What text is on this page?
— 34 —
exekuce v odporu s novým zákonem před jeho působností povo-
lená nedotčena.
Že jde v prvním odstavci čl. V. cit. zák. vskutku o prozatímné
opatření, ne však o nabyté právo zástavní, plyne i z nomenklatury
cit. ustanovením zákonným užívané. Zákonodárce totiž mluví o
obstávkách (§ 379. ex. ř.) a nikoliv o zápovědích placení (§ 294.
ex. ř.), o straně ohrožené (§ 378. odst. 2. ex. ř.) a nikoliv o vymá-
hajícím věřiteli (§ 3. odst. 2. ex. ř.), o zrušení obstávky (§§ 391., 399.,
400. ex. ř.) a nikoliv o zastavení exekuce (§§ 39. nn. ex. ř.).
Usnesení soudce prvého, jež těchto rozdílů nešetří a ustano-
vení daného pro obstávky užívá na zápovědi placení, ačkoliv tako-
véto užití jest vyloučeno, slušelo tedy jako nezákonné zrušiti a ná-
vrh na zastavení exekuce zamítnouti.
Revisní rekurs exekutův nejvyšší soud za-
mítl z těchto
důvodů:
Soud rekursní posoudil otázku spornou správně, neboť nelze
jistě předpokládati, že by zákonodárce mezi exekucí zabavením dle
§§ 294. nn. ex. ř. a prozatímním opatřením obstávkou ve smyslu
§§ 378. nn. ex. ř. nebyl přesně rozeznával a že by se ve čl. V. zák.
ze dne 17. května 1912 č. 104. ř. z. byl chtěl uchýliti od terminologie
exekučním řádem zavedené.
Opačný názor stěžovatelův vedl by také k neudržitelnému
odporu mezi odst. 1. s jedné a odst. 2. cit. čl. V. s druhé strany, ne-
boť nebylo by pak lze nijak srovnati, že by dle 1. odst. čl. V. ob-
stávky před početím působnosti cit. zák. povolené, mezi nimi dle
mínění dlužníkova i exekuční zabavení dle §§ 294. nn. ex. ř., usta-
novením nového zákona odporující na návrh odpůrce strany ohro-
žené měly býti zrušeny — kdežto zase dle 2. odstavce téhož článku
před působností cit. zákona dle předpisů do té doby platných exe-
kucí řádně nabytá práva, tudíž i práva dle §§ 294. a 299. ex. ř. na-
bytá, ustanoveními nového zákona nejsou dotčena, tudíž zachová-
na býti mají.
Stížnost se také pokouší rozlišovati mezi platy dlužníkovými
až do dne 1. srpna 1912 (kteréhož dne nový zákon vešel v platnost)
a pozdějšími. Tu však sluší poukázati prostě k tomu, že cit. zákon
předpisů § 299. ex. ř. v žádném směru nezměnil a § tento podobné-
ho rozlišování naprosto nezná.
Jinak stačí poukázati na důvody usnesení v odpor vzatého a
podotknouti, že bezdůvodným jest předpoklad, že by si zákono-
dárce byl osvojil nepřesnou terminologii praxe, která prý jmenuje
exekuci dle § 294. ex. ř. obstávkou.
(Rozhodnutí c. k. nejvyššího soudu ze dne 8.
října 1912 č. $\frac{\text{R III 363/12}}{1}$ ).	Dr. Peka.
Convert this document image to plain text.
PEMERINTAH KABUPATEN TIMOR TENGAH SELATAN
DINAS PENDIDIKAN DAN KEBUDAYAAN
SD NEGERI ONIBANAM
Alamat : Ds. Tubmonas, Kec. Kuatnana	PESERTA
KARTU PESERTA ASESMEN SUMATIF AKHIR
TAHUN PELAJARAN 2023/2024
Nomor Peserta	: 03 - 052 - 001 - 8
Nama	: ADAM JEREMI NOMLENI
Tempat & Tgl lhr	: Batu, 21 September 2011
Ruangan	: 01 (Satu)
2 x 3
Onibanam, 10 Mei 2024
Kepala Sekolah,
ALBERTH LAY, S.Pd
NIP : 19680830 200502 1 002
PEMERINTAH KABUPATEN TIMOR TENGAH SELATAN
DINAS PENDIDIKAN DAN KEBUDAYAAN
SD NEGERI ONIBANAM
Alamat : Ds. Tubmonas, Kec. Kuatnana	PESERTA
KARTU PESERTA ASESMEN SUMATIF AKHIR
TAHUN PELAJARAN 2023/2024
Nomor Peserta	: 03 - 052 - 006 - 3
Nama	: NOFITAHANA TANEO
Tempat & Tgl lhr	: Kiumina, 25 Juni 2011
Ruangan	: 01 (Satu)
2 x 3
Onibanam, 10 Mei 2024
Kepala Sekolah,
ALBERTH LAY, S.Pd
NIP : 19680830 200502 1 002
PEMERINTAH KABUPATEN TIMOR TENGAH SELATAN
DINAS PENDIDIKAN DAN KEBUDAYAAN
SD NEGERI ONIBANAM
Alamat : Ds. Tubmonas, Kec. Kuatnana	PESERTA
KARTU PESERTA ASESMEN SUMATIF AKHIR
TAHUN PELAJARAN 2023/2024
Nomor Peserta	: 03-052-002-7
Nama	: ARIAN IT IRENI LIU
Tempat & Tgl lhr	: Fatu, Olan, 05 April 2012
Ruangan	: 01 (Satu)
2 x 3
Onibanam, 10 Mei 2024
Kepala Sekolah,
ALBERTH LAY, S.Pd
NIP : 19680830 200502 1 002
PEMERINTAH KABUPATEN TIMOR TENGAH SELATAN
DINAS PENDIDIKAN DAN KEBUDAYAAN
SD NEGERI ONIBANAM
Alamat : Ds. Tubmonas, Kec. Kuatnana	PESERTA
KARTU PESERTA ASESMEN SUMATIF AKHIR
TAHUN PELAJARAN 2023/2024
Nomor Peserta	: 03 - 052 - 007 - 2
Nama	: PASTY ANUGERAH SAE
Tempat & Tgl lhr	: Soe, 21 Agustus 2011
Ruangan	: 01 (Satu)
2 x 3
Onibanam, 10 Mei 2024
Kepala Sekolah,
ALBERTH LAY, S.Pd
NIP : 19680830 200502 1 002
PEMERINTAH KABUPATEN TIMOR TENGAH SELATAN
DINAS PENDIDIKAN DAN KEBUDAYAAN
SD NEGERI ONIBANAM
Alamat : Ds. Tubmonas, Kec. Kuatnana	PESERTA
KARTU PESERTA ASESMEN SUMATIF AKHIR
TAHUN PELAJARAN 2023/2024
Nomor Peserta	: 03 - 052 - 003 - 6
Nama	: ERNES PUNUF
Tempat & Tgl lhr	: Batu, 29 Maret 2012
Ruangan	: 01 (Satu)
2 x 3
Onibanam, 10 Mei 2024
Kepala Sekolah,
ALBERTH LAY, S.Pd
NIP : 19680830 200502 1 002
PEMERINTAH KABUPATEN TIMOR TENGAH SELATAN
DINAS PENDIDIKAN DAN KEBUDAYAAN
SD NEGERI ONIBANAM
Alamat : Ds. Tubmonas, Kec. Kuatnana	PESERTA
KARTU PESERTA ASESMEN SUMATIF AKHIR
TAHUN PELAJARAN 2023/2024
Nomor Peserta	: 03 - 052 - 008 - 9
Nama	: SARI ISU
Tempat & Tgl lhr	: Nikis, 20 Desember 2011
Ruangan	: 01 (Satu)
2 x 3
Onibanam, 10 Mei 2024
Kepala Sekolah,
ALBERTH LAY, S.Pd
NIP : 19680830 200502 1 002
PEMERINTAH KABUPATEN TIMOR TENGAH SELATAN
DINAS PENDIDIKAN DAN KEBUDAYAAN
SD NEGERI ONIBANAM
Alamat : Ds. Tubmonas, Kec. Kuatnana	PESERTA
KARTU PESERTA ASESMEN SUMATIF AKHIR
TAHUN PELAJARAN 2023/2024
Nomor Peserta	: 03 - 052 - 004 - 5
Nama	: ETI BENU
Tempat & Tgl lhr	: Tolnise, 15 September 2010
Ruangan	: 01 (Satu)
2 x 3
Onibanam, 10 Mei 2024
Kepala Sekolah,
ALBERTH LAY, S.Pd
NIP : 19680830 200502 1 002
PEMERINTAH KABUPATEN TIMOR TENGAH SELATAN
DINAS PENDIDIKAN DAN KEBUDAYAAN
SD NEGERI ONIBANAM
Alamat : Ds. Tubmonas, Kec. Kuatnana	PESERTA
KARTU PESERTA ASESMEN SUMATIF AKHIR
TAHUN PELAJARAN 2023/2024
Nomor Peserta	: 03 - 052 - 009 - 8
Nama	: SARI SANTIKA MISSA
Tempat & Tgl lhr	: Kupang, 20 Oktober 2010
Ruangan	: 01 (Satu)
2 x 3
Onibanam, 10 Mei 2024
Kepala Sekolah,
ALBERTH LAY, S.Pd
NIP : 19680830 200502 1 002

☆ ☆ ☆

The request
Locate all lines in the listing above with the word "September". Copy them.

Expected answer
Tempat & Tgl lhr	: Batu, 21 September 2011
Tempat & Tgl lhr	: Tolnise, 15 September 2010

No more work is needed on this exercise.